▶ **Written exercise**: Write out the listing below, word for word, from its start down to the line containing "chevron-down-icon <box>1890 25 1904 34</box>", including both ends.

▶ **Saved data entries**:
= = =

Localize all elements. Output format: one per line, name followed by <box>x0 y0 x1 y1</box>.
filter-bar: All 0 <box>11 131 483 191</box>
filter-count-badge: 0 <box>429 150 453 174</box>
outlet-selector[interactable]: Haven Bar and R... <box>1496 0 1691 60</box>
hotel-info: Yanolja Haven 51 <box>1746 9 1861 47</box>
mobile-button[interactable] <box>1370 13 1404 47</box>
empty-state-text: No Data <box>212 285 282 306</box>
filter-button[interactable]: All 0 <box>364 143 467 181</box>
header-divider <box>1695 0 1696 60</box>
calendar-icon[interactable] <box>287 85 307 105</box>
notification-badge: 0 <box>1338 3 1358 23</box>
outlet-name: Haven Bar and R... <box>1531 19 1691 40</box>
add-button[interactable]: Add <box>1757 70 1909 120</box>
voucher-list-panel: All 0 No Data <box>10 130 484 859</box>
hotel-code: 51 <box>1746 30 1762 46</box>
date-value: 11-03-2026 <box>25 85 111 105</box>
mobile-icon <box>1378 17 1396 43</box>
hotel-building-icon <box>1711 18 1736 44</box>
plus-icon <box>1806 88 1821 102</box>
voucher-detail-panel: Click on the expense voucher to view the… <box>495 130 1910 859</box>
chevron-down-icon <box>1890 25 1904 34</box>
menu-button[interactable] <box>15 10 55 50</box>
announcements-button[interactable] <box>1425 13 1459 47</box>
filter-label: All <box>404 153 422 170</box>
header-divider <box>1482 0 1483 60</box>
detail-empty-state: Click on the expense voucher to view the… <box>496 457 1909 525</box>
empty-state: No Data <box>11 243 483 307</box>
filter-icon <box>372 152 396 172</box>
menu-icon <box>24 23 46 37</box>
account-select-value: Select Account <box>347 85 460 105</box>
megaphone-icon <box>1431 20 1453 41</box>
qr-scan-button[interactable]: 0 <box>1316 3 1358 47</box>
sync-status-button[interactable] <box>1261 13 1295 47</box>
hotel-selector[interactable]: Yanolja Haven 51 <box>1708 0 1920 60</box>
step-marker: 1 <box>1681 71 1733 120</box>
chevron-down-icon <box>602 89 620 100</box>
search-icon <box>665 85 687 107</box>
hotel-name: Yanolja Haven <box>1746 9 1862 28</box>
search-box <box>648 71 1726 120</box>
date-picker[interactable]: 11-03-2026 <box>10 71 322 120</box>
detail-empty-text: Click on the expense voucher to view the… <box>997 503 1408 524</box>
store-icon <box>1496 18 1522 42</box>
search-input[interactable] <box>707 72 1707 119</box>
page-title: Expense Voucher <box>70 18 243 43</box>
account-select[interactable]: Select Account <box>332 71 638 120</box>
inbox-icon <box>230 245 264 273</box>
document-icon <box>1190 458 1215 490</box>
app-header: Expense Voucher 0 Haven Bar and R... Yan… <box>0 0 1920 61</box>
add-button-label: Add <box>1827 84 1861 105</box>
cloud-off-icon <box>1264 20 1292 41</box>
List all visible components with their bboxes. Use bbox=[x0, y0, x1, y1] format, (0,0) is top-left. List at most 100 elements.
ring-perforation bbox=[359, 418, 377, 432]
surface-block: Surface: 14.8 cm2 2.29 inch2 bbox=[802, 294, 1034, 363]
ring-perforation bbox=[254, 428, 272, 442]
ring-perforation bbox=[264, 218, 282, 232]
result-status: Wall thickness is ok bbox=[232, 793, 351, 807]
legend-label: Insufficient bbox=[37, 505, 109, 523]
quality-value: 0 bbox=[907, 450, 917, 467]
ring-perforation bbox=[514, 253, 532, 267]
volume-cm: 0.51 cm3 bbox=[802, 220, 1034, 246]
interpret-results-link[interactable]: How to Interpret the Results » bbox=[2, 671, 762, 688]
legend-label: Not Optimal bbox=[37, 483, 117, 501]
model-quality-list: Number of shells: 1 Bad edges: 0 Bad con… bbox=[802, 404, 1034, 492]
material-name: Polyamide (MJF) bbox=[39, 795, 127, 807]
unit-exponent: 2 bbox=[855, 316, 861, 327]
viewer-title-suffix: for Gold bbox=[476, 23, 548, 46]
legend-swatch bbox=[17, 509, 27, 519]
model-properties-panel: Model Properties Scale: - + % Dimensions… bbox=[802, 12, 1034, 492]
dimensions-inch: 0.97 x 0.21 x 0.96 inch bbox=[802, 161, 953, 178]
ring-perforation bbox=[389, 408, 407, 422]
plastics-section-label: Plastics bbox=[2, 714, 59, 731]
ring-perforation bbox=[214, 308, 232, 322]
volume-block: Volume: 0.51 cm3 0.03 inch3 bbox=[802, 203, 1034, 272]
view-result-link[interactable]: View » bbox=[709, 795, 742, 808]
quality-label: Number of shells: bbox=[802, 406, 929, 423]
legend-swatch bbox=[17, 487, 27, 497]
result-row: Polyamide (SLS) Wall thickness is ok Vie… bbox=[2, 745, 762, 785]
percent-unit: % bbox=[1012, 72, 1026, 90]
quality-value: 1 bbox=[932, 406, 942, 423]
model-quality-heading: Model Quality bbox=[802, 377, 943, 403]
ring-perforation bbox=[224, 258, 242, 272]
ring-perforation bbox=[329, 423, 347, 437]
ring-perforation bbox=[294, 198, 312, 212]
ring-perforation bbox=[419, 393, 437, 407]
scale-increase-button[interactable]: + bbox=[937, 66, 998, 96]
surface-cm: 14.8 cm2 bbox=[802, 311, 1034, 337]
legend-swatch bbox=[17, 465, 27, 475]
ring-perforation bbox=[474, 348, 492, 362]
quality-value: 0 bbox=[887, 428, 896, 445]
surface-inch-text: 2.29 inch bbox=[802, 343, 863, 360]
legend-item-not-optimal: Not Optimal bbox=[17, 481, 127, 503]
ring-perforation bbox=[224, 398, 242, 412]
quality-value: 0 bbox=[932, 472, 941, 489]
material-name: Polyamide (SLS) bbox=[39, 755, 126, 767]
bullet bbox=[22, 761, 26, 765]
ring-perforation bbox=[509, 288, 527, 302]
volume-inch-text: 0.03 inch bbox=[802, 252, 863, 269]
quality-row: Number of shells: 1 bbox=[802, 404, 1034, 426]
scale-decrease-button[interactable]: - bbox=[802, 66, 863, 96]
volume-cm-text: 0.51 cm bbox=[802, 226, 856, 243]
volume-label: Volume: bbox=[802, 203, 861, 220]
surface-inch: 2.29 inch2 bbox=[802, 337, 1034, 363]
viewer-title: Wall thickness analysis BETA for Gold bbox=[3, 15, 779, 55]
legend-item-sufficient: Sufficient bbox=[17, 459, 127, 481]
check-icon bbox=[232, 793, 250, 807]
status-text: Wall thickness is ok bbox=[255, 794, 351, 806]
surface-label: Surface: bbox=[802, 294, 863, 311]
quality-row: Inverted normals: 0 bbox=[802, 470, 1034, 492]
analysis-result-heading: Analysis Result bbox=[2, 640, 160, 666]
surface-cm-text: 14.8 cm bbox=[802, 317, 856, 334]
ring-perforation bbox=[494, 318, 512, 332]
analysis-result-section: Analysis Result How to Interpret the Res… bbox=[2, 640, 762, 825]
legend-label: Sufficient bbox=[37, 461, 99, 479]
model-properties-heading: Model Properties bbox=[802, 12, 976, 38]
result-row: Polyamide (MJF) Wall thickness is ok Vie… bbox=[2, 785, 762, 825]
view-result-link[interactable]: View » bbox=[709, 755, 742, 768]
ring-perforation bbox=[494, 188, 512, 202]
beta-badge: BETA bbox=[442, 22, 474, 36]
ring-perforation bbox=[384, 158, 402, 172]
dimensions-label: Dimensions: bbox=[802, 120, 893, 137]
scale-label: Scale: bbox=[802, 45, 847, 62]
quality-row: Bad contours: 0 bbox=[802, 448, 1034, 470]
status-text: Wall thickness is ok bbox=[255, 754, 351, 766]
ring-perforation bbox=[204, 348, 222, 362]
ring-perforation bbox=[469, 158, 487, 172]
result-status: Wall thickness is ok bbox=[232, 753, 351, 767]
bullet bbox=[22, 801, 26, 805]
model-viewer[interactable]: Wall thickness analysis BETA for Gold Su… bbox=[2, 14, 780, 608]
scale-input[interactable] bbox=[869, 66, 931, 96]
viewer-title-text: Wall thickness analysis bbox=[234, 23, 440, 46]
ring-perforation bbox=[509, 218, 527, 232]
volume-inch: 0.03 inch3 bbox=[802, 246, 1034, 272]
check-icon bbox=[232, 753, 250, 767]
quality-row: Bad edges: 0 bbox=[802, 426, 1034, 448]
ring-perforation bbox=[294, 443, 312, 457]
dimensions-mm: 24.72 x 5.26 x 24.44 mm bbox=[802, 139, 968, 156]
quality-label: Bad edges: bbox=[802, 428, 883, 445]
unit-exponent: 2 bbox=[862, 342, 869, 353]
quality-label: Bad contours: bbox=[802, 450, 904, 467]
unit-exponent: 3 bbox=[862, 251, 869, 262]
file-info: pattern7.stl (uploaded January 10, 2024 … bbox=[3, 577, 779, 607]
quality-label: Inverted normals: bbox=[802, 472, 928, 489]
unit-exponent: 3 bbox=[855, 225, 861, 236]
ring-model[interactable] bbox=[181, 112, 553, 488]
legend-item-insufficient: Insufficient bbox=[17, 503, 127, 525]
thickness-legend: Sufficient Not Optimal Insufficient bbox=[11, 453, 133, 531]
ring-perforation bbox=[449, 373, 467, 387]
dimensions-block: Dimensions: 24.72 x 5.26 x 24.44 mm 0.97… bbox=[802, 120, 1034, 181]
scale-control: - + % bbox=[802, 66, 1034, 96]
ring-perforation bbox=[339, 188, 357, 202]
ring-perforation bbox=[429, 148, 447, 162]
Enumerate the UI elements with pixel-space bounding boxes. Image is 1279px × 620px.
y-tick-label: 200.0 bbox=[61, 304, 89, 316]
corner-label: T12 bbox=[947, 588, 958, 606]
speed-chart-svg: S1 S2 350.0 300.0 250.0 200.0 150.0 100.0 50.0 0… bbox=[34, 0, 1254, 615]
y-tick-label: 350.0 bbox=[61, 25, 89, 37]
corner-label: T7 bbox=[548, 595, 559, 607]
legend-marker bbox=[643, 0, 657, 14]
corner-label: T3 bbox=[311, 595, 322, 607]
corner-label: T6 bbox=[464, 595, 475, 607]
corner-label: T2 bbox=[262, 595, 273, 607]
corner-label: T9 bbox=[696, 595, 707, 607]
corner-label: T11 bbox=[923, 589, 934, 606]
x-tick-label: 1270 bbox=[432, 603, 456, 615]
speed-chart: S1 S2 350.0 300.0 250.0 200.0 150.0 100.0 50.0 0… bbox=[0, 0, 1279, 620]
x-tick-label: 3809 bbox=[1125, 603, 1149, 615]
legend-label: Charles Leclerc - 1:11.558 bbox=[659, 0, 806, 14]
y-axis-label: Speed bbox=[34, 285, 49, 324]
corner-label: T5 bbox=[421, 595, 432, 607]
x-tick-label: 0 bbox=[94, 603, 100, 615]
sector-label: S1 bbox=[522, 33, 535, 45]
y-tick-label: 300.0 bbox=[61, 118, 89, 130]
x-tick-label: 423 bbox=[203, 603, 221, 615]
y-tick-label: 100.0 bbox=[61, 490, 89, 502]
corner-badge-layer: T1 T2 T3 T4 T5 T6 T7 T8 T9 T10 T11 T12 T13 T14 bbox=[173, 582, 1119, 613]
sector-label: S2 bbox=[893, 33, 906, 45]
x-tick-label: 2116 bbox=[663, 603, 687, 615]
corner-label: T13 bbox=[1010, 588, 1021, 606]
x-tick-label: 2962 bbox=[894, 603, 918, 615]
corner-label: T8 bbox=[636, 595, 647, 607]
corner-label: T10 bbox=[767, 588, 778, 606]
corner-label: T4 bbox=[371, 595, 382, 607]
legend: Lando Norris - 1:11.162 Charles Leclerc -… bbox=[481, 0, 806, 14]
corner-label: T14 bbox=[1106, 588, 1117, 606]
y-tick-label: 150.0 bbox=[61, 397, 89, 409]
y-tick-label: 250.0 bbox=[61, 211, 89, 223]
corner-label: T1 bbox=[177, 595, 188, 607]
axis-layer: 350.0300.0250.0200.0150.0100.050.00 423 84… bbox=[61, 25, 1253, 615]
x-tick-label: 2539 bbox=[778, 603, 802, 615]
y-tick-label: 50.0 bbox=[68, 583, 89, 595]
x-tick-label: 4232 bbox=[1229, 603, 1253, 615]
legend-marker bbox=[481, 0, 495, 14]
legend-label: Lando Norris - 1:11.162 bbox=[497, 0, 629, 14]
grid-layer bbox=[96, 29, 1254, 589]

= = =

▶ **Task response**:
Localize all elements. Output format: one per line, name followed by <box>x0 y0 x1 y1</box>.
filter-bar: All 0 <box>11 131 483 191</box>
filter-count-badge: 0 <box>429 150 453 174</box>
outlet-selector[interactable]: Haven Bar and R... <box>1496 0 1691 60</box>
hotel-info: Yanolja Haven 51 <box>1746 9 1861 47</box>
mobile-button[interactable] <box>1370 13 1404 47</box>
empty-state-text: No Data <box>212 285 282 306</box>
filter-button[interactable]: All 0 <box>364 143 467 181</box>
header-divider <box>1695 0 1696 60</box>
calendar-icon[interactable] <box>287 85 307 105</box>
notification-badge: 0 <box>1338 3 1358 23</box>
outlet-name: Haven Bar and R... <box>1531 19 1691 40</box>
add-button[interactable]: Add <box>1757 70 1909 120</box>
voucher-list-panel: All 0 No Data <box>10 130 484 859</box>
hotel-code: 51 <box>1746 30 1762 46</box>
date-value: 11-03-2026 <box>25 85 111 105</box>
mobile-icon <box>1378 17 1396 43</box>
hotel-building-icon <box>1711 18 1736 44</box>
plus-icon <box>1806 88 1821 102</box>
voucher-detail-panel: Click on the expense voucher to view the… <box>495 130 1910 859</box>
chevron-down-icon <box>1890 25 1904 34</box>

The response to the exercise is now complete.